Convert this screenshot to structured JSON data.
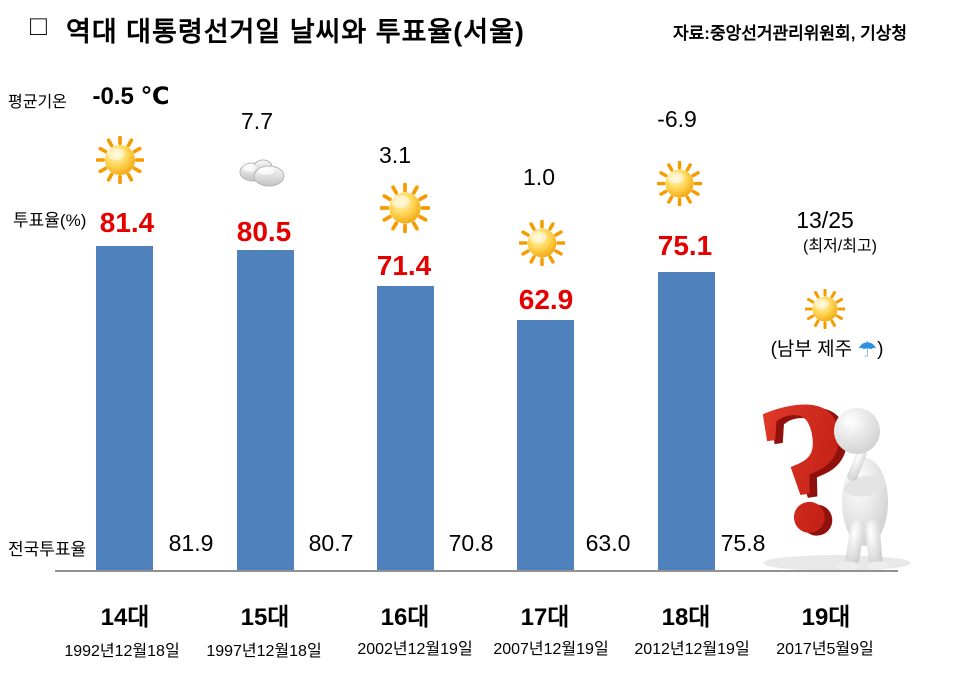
{
  "header": {
    "bullet": "□",
    "title": "역대 대통령선거일 날씨와 투표율(서울)",
    "source": "자료:중앙선거관리위원회, 기상청"
  },
  "labels": {
    "avg_temp": "평균기온",
    "seoul_turnout": "투표율(%)",
    "national_turnout": "전국투표율"
  },
  "colors": {
    "bar": "#4f81bd",
    "turnout_value": "#e50000",
    "axis": "#929292",
    "question_mark": "#d7231c"
  },
  "chart_data": {
    "type": "bar",
    "title": "역대 대통령선거일 날씨와 투표율(서울)",
    "source": "자료:중앙선거관리위원회, 기상청",
    "categories": [
      "14대",
      "15대",
      "16대",
      "17대",
      "18대",
      "19대"
    ],
    "dates": [
      "1992년12월18일",
      "1997년12월18일",
      "2002년12월19일",
      "2007년12월19일",
      "2012년12월19일",
      "2017년5월9일"
    ],
    "series": [
      {
        "name": "투표율(%) 서울",
        "values": [
          81.4,
          80.5,
          71.4,
          62.9,
          75.1,
          null
        ],
        "labels": [
          "81.4",
          "80.5",
          "71.4",
          "62.9",
          "75.1",
          ""
        ]
      },
      {
        "name": "전국투표율",
        "values": [
          81.9,
          80.7,
          70.8,
          63.0,
          75.8,
          null
        ],
        "labels": [
          "81.9",
          "80.7",
          "70.8",
          "63.0",
          "75.8",
          ""
        ]
      },
      {
        "name": "평균기온(℃)",
        "labels": [
          "-0.5 ℃",
          "7.7",
          "3.1",
          "1.0",
          "-6.9",
          "13/25"
        ]
      }
    ],
    "weather": [
      "sun",
      "cloud",
      "sun",
      "sun",
      "sun",
      "sun"
    ],
    "notes": {
      "minmax": "(최저/최고)",
      "region_prefix": "(남부 제주",
      "region_suffix": ")"
    },
    "ylim": [
      0,
      100
    ],
    "legend": "none",
    "grid": false
  }
}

Required task: Above are records with pictures; repeat the records exactly and leave the pictures out.

Reply:
Convert this screenshot to structured JSON data.
{
  "header": {
    "bullet": "□",
    "title": "역대 대통령선거일 날씨와 투표율(서울)",
    "source": "자료:중앙선거관리위원회, 기상청"
  },
  "labels": {
    "avg_temp": "평균기온",
    "seoul_turnout": "투표율(%)",
    "national_turnout": "전국투표율"
  },
  "colors": {
    "bar": "#4f81bd",
    "turnout_value": "#e50000",
    "axis": "#929292",
    "question_mark": "#d7231c"
  },
  "chart_data": {
    "type": "bar",
    "title": "역대 대통령선거일 날씨와 투표율(서울)",
    "source": "자료:중앙선거관리위원회, 기상청",
    "categories": [
      "14대",
      "15대",
      "16대",
      "17대",
      "18대",
      "19대"
    ],
    "dates": [
      "1992년12월18일",
      "1997년12월18일",
      "2002년12월19일",
      "2007년12월19일",
      "2012년12월19일",
      "2017년5월9일"
    ],
    "series": [
      {
        "name": "투표율(%) 서울",
        "values": [
          81.4,
          80.5,
          71.4,
          62.9,
          75.1,
          null
        ],
        "labels": [
          "81.4",
          "80.5",
          "71.4",
          "62.9",
          "75.1",
          ""
        ]
      },
      {
        "name": "전국투표율",
        "values": [
          81.9,
          80.7,
          70.8,
          63.0,
          75.8,
          null
        ],
        "labels": [
          "81.9",
          "80.7",
          "70.8",
          "63.0",
          "75.8",
          ""
        ]
      },
      {
        "name": "평균기온(℃)",
        "labels": [
          "-0.5 ℃",
          "7.7",
          "3.1",
          "1.0",
          "-6.9",
          "13/25"
        ]
      }
    ],
    "weather": [
      "sun",
      "cloud",
      "sun",
      "sun",
      "sun",
      "sun"
    ],
    "notes": {
      "minmax": "(최저/최고)",
      "region_prefix": "(남부 제주",
      "region_suffix": ")"
    },
    "ylim": [
      0,
      100
    ],
    "legend": "none",
    "grid": false
  }
}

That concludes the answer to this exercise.